Material:
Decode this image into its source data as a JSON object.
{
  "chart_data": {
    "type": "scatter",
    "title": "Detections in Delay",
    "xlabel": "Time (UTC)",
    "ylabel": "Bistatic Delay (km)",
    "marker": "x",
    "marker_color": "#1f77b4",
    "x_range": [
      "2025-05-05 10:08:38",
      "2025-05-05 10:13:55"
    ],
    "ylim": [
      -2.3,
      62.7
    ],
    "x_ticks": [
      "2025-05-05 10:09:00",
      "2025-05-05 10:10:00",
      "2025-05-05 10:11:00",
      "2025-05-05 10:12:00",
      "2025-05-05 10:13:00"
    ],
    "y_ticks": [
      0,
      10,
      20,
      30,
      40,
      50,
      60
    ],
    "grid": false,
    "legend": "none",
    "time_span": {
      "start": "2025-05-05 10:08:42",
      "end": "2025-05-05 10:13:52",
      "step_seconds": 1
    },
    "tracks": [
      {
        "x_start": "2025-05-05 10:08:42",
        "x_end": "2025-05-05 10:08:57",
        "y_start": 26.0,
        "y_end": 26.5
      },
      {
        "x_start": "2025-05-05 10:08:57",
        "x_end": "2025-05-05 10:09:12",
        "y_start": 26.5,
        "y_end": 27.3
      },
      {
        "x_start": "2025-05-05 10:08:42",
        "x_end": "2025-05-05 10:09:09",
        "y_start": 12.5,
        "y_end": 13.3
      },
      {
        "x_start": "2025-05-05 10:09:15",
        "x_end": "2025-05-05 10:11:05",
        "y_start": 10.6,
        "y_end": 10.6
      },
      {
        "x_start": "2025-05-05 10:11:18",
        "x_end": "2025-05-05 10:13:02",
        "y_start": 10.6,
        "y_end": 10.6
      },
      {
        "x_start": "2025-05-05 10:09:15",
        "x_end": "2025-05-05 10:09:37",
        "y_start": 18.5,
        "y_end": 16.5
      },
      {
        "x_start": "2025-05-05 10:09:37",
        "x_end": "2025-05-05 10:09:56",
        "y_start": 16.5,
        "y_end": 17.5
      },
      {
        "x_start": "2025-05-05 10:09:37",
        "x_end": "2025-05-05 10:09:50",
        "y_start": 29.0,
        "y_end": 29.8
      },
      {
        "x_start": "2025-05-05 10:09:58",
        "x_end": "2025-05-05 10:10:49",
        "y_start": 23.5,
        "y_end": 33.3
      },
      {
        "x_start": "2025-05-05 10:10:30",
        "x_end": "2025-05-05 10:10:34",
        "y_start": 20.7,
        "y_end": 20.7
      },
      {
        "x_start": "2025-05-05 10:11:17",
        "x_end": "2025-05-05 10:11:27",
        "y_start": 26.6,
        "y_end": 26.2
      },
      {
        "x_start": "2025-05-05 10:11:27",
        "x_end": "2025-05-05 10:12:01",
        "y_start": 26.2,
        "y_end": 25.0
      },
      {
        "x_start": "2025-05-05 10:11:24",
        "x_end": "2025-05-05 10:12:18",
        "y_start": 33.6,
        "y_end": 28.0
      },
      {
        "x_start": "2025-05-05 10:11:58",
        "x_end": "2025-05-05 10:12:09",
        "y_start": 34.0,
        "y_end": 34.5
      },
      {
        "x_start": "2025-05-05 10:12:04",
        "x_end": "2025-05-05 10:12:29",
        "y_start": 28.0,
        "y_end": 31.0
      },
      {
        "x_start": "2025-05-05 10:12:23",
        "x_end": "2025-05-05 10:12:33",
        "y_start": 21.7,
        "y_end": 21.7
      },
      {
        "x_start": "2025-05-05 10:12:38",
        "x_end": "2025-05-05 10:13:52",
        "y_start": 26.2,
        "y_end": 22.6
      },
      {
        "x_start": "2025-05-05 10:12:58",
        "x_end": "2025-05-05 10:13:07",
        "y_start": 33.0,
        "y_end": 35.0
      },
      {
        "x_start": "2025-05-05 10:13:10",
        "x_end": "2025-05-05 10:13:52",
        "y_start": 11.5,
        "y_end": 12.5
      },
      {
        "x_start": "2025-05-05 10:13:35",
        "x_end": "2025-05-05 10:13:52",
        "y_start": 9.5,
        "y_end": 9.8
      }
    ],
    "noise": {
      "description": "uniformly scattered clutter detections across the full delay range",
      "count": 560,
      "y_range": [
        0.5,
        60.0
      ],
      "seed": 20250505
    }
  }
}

Written request: Reproduce the complete data exactly as presented above.

Correct response:
Decode this image into its source data as a JSON object.
{
  "chart_data": {
    "type": "scatter",
    "title": "Detections in Delay",
    "xlabel": "Time (UTC)",
    "ylabel": "Bistatic Delay (km)",
    "marker": "x",
    "marker_color": "#1f77b4",
    "x_range": [
      "2025-05-05 10:08:38",
      "2025-05-05 10:13:55"
    ],
    "ylim": [
      -2.3,
      62.7
    ],
    "x_ticks": [
      "2025-05-05 10:09:00",
      "2025-05-05 10:10:00",
      "2025-05-05 10:11:00",
      "2025-05-05 10:12:00",
      "2025-05-05 10:13:00"
    ],
    "y_ticks": [
      0,
      10,
      20,
      30,
      40,
      50,
      60
    ],
    "grid": false,
    "legend": "none",
    "time_span": {
      "start": "2025-05-05 10:08:42",
      "end": "2025-05-05 10:13:52",
      "step_seconds": 1
    },
    "tracks": [
      {
        "x_start": "2025-05-05 10:08:42",
        "x_end": "2025-05-05 10:08:57",
        "y_start": 26.0,
        "y_end": 26.5
      },
      {
        "x_start": "2025-05-05 10:08:57",
        "x_end": "2025-05-05 10:09:12",
        "y_start": 26.5,
        "y_end": 27.3
      },
      {
        "x_start": "2025-05-05 10:08:42",
        "x_end": "2025-05-05 10:09:09",
        "y_start": 12.5,
        "y_end": 13.3
      },
      {
        "x_start": "2025-05-05 10:09:15",
        "x_end": "2025-05-05 10:11:05",
        "y_start": 10.6,
        "y_end": 10.6
      },
      {
        "x_start": "2025-05-05 10:11:18",
        "x_end": "2025-05-05 10:13:02",
        "y_start": 10.6,
        "y_end": 10.6
      },
      {
        "x_start": "2025-05-05 10:09:15",
        "x_end": "2025-05-05 10:09:37",
        "y_start": 18.5,
        "y_end": 16.5
      },
      {
        "x_start": "2025-05-05 10:09:37",
        "x_end": "2025-05-05 10:09:56",
        "y_start": 16.5,
        "y_end": 17.5
      },
      {
        "x_start": "2025-05-05 10:09:37",
        "x_end": "2025-05-05 10:09:50",
        "y_start": 29.0,
        "y_end": 29.8
      },
      {
        "x_start": "2025-05-05 10:09:58",
        "x_end": "2025-05-05 10:10:49",
        "y_start": 23.5,
        "y_end": 33.3
      },
      {
        "x_start": "2025-05-05 10:10:30",
        "x_end": "2025-05-05 10:10:34",
        "y_start": 20.7,
        "y_end": 20.7
      },
      {
        "x_start": "2025-05-05 10:11:17",
        "x_end": "2025-05-05 10:11:27",
        "y_start": 26.6,
        "y_end": 26.2
      },
      {
        "x_start": "2025-05-05 10:11:27",
        "x_end": "2025-05-05 10:12:01",
        "y_start": 26.2,
        "y_end": 25.0
      },
      {
        "x_start": "2025-05-05 10:11:24",
        "x_end": "2025-05-05 10:12:18",
        "y_start": 33.6,
        "y_end": 28.0
      },
      {
        "x_start": "2025-05-05 10:11:58",
        "x_end": "2025-05-05 10:12:09",
        "y_start": 34.0,
        "y_end": 34.5
      },
      {
        "x_start": "2025-05-05 10:12:04",
        "x_end": "2025-05-05 10:12:29",
        "y_start": 28.0,
        "y_end": 31.0
      },
      {
        "x_start": "2025-05-05 10:12:23",
        "x_end": "2025-05-05 10:12:33",
        "y_start": 21.7,
        "y_end": 21.7
      },
      {
        "x_start": "2025-05-05 10:12:38",
        "x_end": "2025-05-05 10:13:52",
        "y_start": 26.2,
        "y_end": 22.6
      },
      {
        "x_start": "2025-05-05 10:12:58",
        "x_end": "2025-05-05 10:13:07",
        "y_start": 33.0,
        "y_end": 35.0
      },
      {
        "x_start": "2025-05-05 10:13:10",
        "x_end": "2025-05-05 10:13:52",
        "y_start": 11.5,
        "y_end": 12.5
      },
      {
        "x_start": "2025-05-05 10:13:35",
        "x_end": "2025-05-05 10:13:52",
        "y_start": 9.5,
        "y_end": 9.8
      }
    ],
    "noise": {
      "description": "uniformly scattered clutter detections across the full delay range",
      "count": 560,
      "y_range": [
        0.5,
        60.0
      ],
      "seed": 20250505
    }
  }
}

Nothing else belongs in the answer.